## Required task:
Select the lines that hold the word "into" and copy each one.

## Excerpted data:
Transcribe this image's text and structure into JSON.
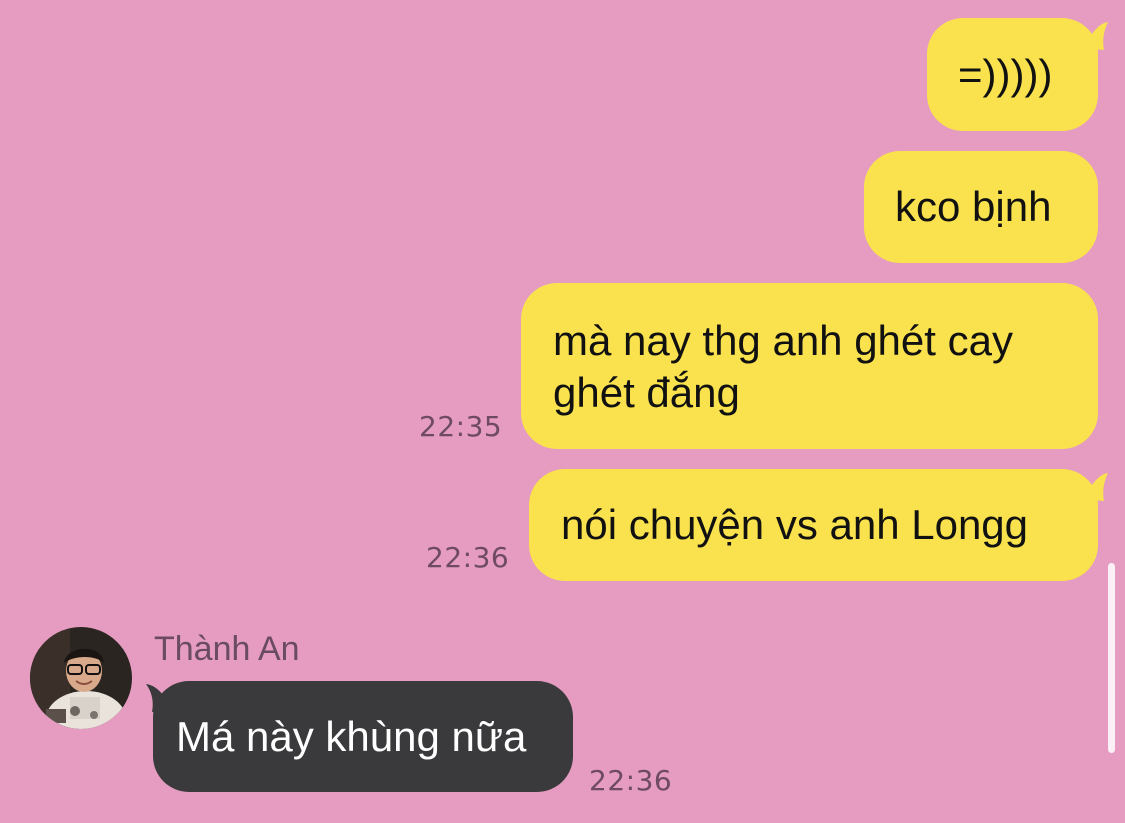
{
  "messages": {
    "m1": {
      "text": "=)))))"
    },
    "m2": {
      "text": "kco bịnh"
    },
    "m3": {
      "text_line1": "mà nay thg anh ghét cay",
      "text_line2": "ghét đắng",
      "time": "22:35"
    },
    "m4": {
      "text": "nói chuyện vs anh Longg",
      "time": "22:36"
    },
    "m5": {
      "sender": "Thành An",
      "text": "Má này khùng nữa",
      "time": "22:36"
    }
  },
  "colors": {
    "background": "#e59cc0",
    "outgoing_bubble": "#f9e24d",
    "incoming_bubble": "#3a3a3c",
    "timestamp": "#6f4a63"
  }
}
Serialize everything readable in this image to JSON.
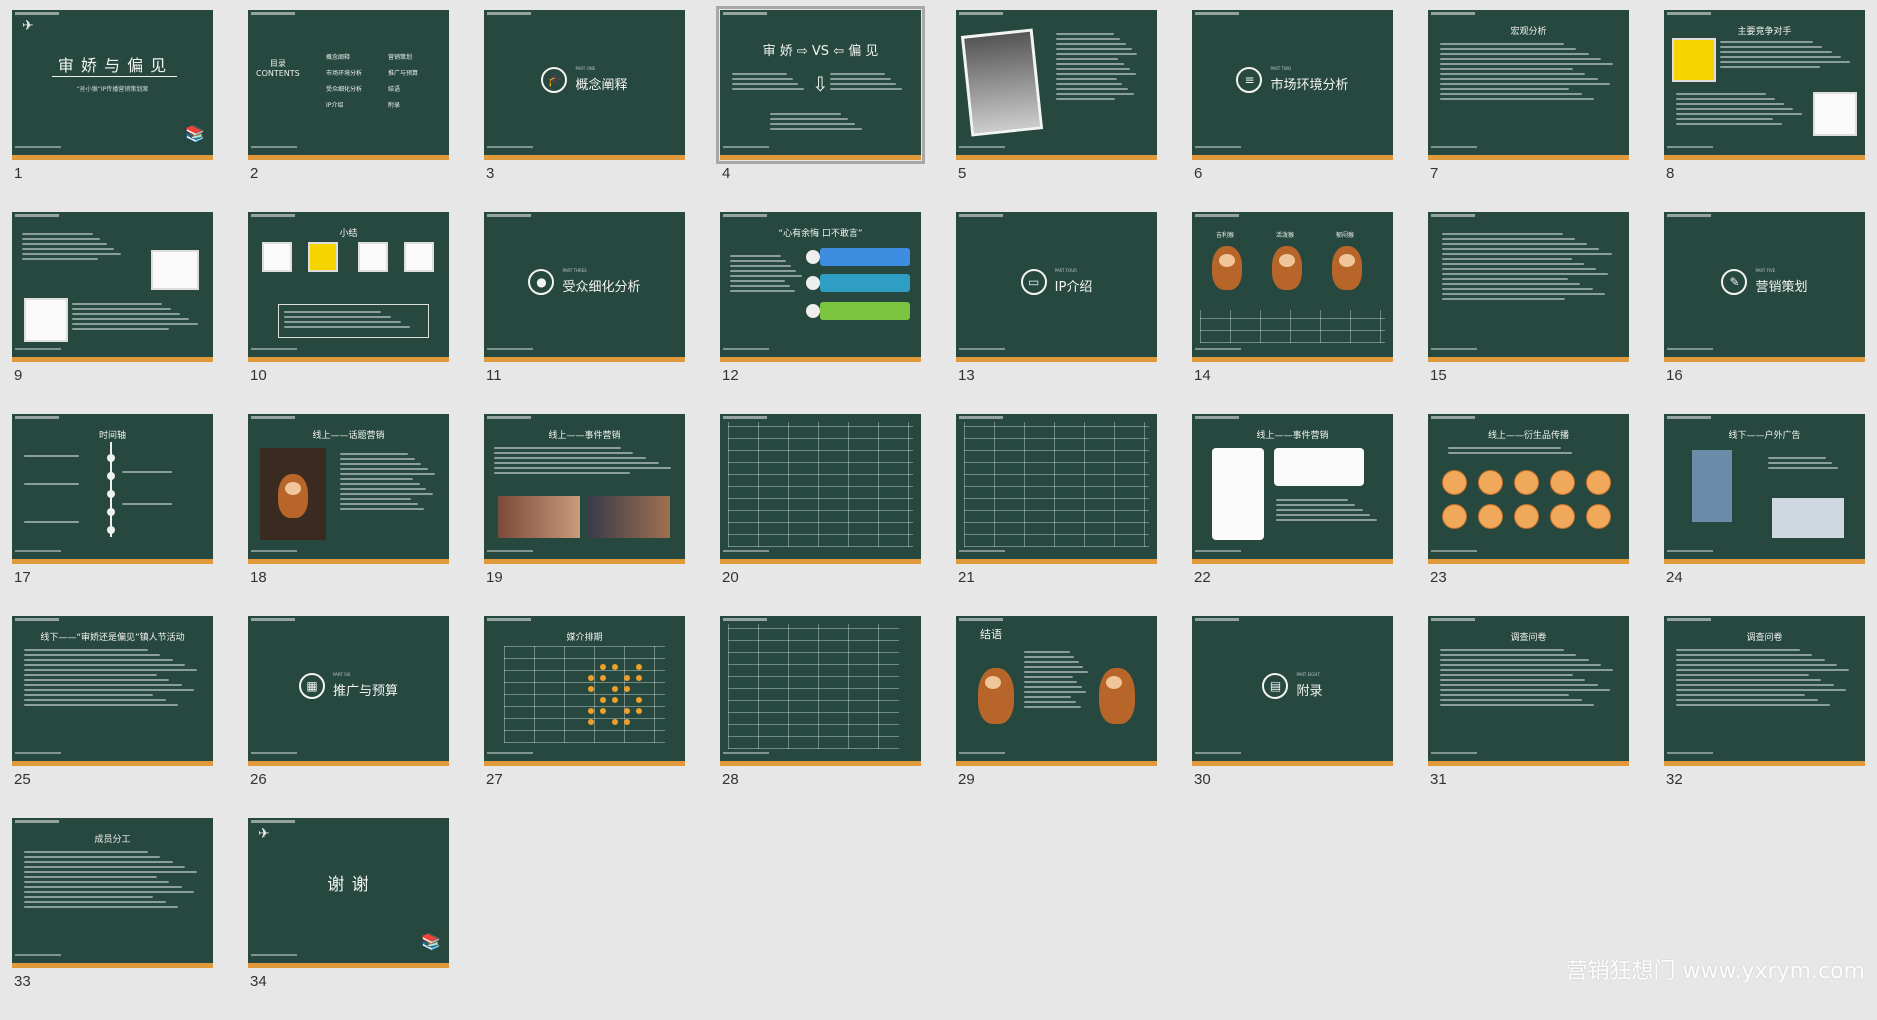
{
  "watermark": "营销狂想门 www.yxrym.com",
  "colors": {
    "slide_bg": "#26483f",
    "slide_border": "#e09a3b",
    "page_bg": "#e7e7e7"
  },
  "selected_slide": 4,
  "slides": [
    {
      "num": "1",
      "kind": "title",
      "title": "审 娇 与 偏 见",
      "subtitle": "“孙小猴”IP传播营销策划案"
    },
    {
      "num": "2",
      "kind": "contents",
      "title": "目录\nCONTENTS",
      "items": [
        "概念阐释",
        "市场环境分析",
        "受众细化分析",
        "IP介绍",
        "营销策划",
        "推广与预算",
        "结语",
        "附录"
      ]
    },
    {
      "num": "3",
      "kind": "section",
      "icon": "graduation-cap-icon",
      "part": "PART ONE",
      "title": "概念阐释"
    },
    {
      "num": "4",
      "kind": "vs",
      "title": "审 娇 ⇨ VS ⇦ 偏 见"
    },
    {
      "num": "5",
      "kind": "portrait"
    },
    {
      "num": "6",
      "kind": "section",
      "icon": "stack-icon",
      "part": "PART TWO",
      "title": "市场环境分析"
    },
    {
      "num": "7",
      "kind": "text",
      "title": "宏观分析"
    },
    {
      "num": "8",
      "kind": "competitor",
      "title": "主要竞争对手"
    },
    {
      "num": "9",
      "kind": "bullets-pic"
    },
    {
      "num": "10",
      "kind": "summary",
      "title": "小结"
    },
    {
      "num": "11",
      "kind": "section",
      "icon": "apple-icon",
      "part": "PART THREE",
      "title": "受众细化分析"
    },
    {
      "num": "12",
      "kind": "bubbles",
      "title": "“心有余悔 口不敢言”"
    },
    {
      "num": "13",
      "kind": "section",
      "icon": "book-icon",
      "part": "PART FOUR",
      "title": "IP介绍"
    },
    {
      "num": "14",
      "kind": "monkeys3",
      "labels": [
        "吉利猴",
        "活泼猴",
        "郁闷猴"
      ]
    },
    {
      "num": "15",
      "kind": "bullets"
    },
    {
      "num": "16",
      "kind": "section",
      "icon": "pen-icon",
      "part": "PART FIVE",
      "title": "营销策划"
    },
    {
      "num": "17",
      "kind": "timeline",
      "title": "时间轴"
    },
    {
      "num": "18",
      "kind": "topic",
      "title": "线上——话题营销"
    },
    {
      "num": "19",
      "kind": "event",
      "title": "线上——事件营销"
    },
    {
      "num": "20",
      "kind": "table"
    },
    {
      "num": "21",
      "kind": "table"
    },
    {
      "num": "22",
      "kind": "chat",
      "title": "线上——事件营销"
    },
    {
      "num": "23",
      "kind": "faces",
      "title": "线上——衍生品传播"
    },
    {
      "num": "24",
      "kind": "outdoor",
      "title": "线下——户外广告"
    },
    {
      "num": "25",
      "kind": "text",
      "title": "线下——“审娇还是偏见”镇人节活动"
    },
    {
      "num": "26",
      "kind": "section",
      "icon": "calendar-icon",
      "part": "PART SIX",
      "title": "推广与预算"
    },
    {
      "num": "27",
      "kind": "schedule",
      "title": "媒介排期"
    },
    {
      "num": "28",
      "kind": "budget"
    },
    {
      "num": "29",
      "kind": "ending",
      "title": "结语"
    },
    {
      "num": "30",
      "kind": "section",
      "icon": "document-icon",
      "part": "PART EIGHT",
      "title": "附录"
    },
    {
      "num": "31",
      "kind": "text",
      "title": "调查问卷"
    },
    {
      "num": "32",
      "kind": "text",
      "title": "调查问卷"
    },
    {
      "num": "33",
      "kind": "text",
      "title": "成员分工"
    },
    {
      "num": "34",
      "kind": "thanks",
      "title": "谢 谢"
    }
  ]
}
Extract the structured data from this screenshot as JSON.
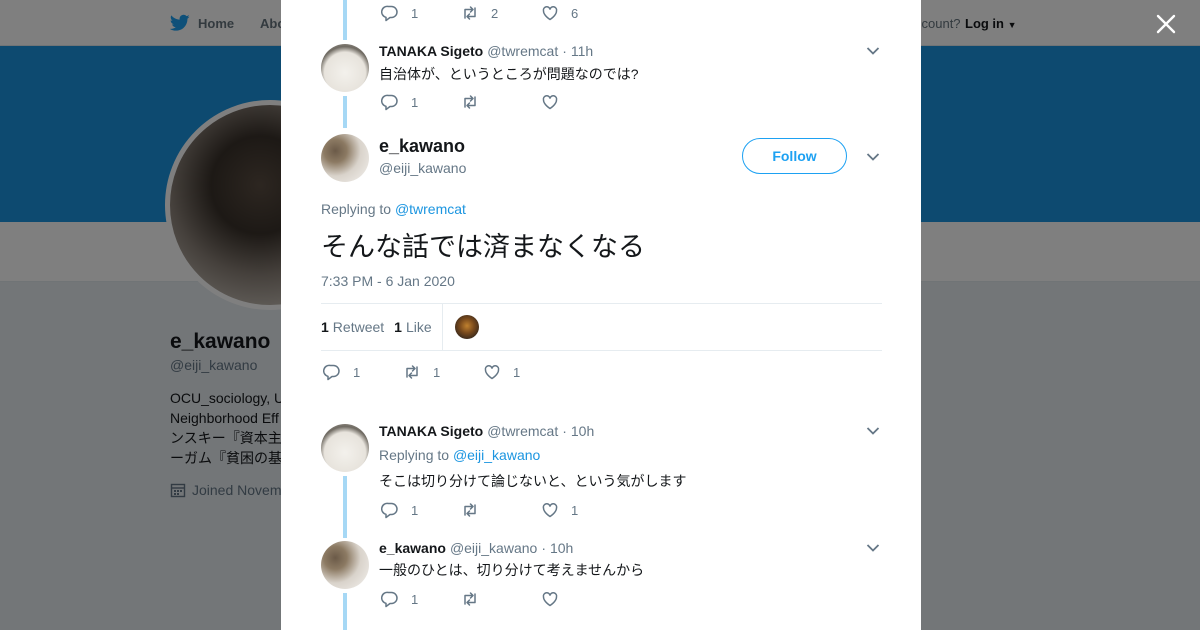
{
  "background": {
    "nav": {
      "home_label": "Home",
      "about_label": "Abo",
      "account_prompt": "ccount?",
      "login_label": "Log in"
    },
    "profile": {
      "name": "e_kawano",
      "handle": "@eiji_kawano",
      "bio_lines": [
        "OCU_sociology, U",
        "Neighborhood Eff",
        "ンスキー『資本主",
        "ーガム『貧困の基"
      ],
      "joined": "Joined Novem"
    }
  },
  "thread": {
    "top_actions": {
      "replies": "1",
      "retweets": "2",
      "likes": "6"
    },
    "tweet1": {
      "name": "TANAKA Sigeto",
      "handle": "@twremcat",
      "separator": "·",
      "time": "11h",
      "text": "自治体が、というところが問題なのでは?",
      "actions": {
        "replies": "1",
        "retweets": "",
        "likes": ""
      }
    },
    "main": {
      "name": "e_kawano",
      "handle": "@eiji_kawano",
      "follow_label": "Follow",
      "replying_prefix": "Replying to",
      "replying_to": "@twremcat",
      "text": "そんな話では済まなくなる",
      "timestamp": "7:33 PM - 6 Jan 2020",
      "retweets_count": "1",
      "retweets_label": "Retweet",
      "likes_count": "1",
      "likes_label": "Like",
      "actions": {
        "replies": "1",
        "retweets": "1",
        "likes": "1"
      }
    },
    "tweet3": {
      "name": "TANAKA Sigeto",
      "handle": "@twremcat",
      "separator": "·",
      "time": "10h",
      "replying_prefix": "Replying to",
      "replying_to": "@eiji_kawano",
      "text": "そこは切り分けて論じないと、という気がします",
      "actions": {
        "replies": "1",
        "retweets": "",
        "likes": "1"
      }
    },
    "tweet4": {
      "name": "e_kawano",
      "handle": "@eiji_kawano",
      "separator": "·",
      "time": "10h",
      "text": "一般のひとは、切り分けて考えませんから",
      "actions": {
        "replies": "1",
        "retweets": "",
        "likes": ""
      }
    }
  },
  "colors": {
    "accent": "#1da1f2",
    "thread_line": "#a6d8f5",
    "banner": "#1b95e0",
    "muted": "#657786"
  },
  "icons": [
    "twitter-bird-icon",
    "close-icon",
    "reply-icon",
    "retweet-icon",
    "like-icon",
    "chevron-down-icon",
    "calendar-icon"
  ]
}
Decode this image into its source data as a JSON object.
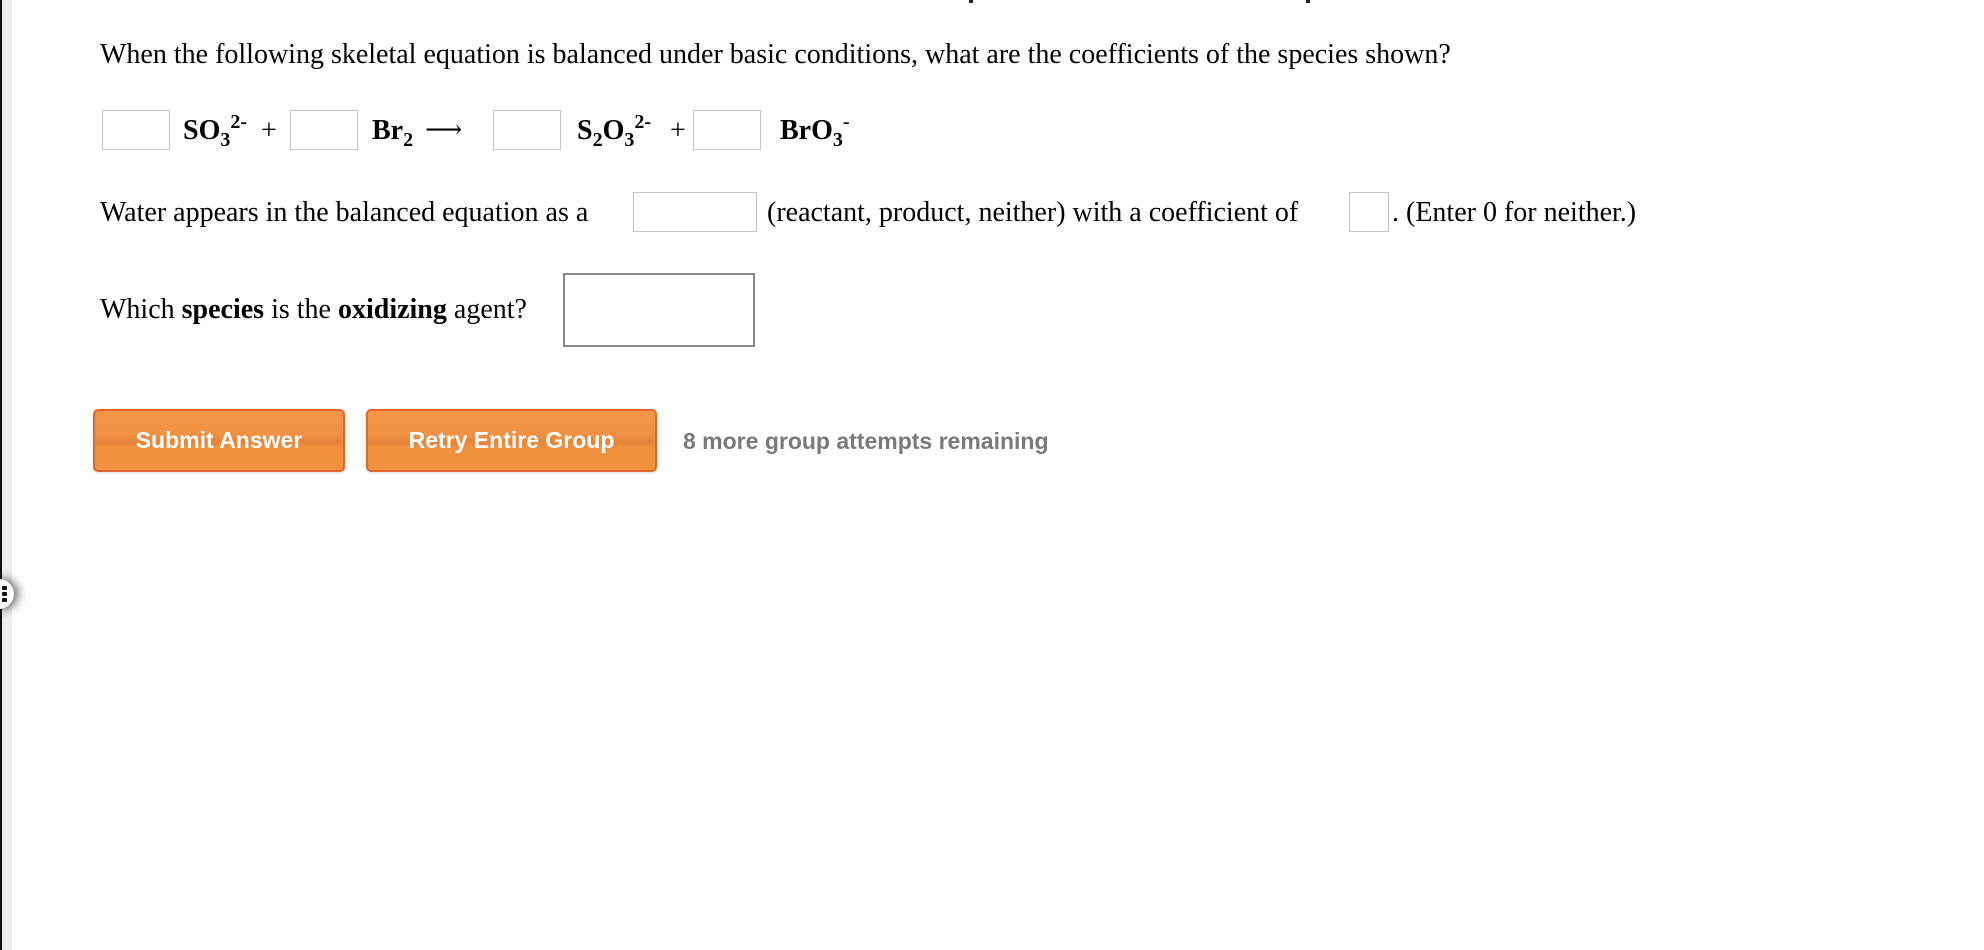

## Completed exercise:
Transcribe this image's text and structure into JSON.
Decode this image into its source data as a JSON object.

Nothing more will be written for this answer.